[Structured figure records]
# # # #

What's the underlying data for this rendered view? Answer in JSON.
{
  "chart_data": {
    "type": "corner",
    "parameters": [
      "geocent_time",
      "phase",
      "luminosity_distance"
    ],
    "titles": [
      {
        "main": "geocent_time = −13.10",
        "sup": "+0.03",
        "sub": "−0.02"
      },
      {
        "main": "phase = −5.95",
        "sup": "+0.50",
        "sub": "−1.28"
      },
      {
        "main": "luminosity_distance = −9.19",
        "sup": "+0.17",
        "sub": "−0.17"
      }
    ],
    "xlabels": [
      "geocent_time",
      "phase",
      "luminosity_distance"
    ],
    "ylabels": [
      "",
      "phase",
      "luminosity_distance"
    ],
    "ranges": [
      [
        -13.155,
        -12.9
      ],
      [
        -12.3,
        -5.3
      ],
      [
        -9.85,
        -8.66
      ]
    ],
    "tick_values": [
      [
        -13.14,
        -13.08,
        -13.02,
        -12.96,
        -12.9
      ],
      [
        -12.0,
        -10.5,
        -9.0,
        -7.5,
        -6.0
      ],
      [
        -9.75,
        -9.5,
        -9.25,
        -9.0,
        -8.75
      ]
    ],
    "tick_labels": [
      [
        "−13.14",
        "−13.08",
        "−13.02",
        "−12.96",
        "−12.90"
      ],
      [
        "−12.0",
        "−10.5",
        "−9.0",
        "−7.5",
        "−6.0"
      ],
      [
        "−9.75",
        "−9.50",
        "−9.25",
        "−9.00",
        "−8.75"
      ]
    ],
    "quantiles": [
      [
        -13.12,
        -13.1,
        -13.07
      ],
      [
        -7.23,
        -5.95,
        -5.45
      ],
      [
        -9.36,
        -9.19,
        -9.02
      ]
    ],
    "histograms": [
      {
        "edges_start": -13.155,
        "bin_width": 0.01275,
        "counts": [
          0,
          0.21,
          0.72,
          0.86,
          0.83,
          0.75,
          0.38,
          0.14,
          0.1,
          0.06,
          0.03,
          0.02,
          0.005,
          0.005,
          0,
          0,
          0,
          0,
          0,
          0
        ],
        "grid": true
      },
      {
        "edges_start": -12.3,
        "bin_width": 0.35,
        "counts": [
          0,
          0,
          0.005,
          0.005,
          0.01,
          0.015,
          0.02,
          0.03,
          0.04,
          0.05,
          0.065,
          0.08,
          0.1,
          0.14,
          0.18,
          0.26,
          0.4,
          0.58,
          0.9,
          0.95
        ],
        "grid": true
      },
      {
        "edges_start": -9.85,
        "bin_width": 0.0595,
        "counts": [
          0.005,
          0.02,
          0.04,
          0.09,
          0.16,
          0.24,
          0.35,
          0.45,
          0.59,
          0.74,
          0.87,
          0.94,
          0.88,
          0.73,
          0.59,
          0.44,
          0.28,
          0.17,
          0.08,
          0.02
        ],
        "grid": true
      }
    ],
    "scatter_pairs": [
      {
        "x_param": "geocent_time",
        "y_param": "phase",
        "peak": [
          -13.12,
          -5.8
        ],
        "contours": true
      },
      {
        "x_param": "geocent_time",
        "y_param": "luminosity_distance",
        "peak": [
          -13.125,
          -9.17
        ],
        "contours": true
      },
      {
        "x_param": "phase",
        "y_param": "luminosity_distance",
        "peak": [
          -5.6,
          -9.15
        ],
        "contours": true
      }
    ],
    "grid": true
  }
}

# # # #

→ **Work to complete**: Print all of the entries exactly as they appear.

→ **Correct response**:
What's the underlying data for this rendered view? Answer in JSON.
{
  "chart_data": {
    "type": "corner",
    "parameters": [
      "geocent_time",
      "phase",
      "luminosity_distance"
    ],
    "titles": [
      {
        "main": "geocent_time = −13.10",
        "sup": "+0.03",
        "sub": "−0.02"
      },
      {
        "main": "phase = −5.95",
        "sup": "+0.50",
        "sub": "−1.28"
      },
      {
        "main": "luminosity_distance = −9.19",
        "sup": "+0.17",
        "sub": "−0.17"
      }
    ],
    "xlabels": [
      "geocent_time",
      "phase",
      "luminosity_distance"
    ],
    "ylabels": [
      "",
      "phase",
      "luminosity_distance"
    ],
    "ranges": [
      [
        -13.155,
        -12.9
      ],
      [
        -12.3,
        -5.3
      ],
      [
        -9.85,
        -8.66
      ]
    ],
    "tick_values": [
      [
        -13.14,
        -13.08,
        -13.02,
        -12.96,
        -12.9
      ],
      [
        -12.0,
        -10.5,
        -9.0,
        -7.5,
        -6.0
      ],
      [
        -9.75,
        -9.5,
        -9.25,
        -9.0,
        -8.75
      ]
    ],
    "tick_labels": [
      [
        "−13.14",
        "−13.08",
        "−13.02",
        "−12.96",
        "−12.90"
      ],
      [
        "−12.0",
        "−10.5",
        "−9.0",
        "−7.5",
        "−6.0"
      ],
      [
        "−9.75",
        "−9.50",
        "−9.25",
        "−9.00",
        "−8.75"
      ]
    ],
    "quantiles": [
      [
        -13.12,
        -13.1,
        -13.07
      ],
      [
        -7.23,
        -5.95,
        -5.45
      ],
      [
        -9.36,
        -9.19,
        -9.02
      ]
    ],
    "histograms": [
      {
        "edges_start": -13.155,
        "bin_width": 0.01275,
        "counts": [
          0,
          0.21,
          0.72,
          0.86,
          0.83,
          0.75,
          0.38,
          0.14,
          0.1,
          0.06,
          0.03,
          0.02,
          0.005,
          0.005,
          0,
          0,
          0,
          0,
          0,
          0
        ],
        "grid": true
      },
      {
        "edges_start": -12.3,
        "bin_width": 0.35,
        "counts": [
          0,
          0,
          0.005,
          0.005,
          0.01,
          0.015,
          0.02,
          0.03,
          0.04,
          0.05,
          0.065,
          0.08,
          0.1,
          0.14,
          0.18,
          0.26,
          0.4,
          0.58,
          0.9,
          0.95
        ],
        "grid": true
      },
      {
        "edges_start": -9.85,
        "bin_width": 0.0595,
        "counts": [
          0.005,
          0.02,
          0.04,
          0.09,
          0.16,
          0.24,
          0.35,
          0.45,
          0.59,
          0.74,
          0.87,
          0.94,
          0.88,
          0.73,
          0.59,
          0.44,
          0.28,
          0.17,
          0.08,
          0.02
        ],
        "grid": true
      }
    ],
    "scatter_pairs": [
      {
        "x_param": "geocent_time",
        "y_param": "phase",
        "peak": [
          -13.12,
          -5.8
        ],
        "contours": true
      },
      {
        "x_param": "geocent_time",
        "y_param": "luminosity_distance",
        "peak": [
          -13.125,
          -9.17
        ],
        "contours": true
      },
      {
        "x_param": "phase",
        "y_param": "luminosity_distance",
        "peak": [
          -5.6,
          -9.15
        ],
        "contours": true
      }
    ],
    "grid": true
  }
}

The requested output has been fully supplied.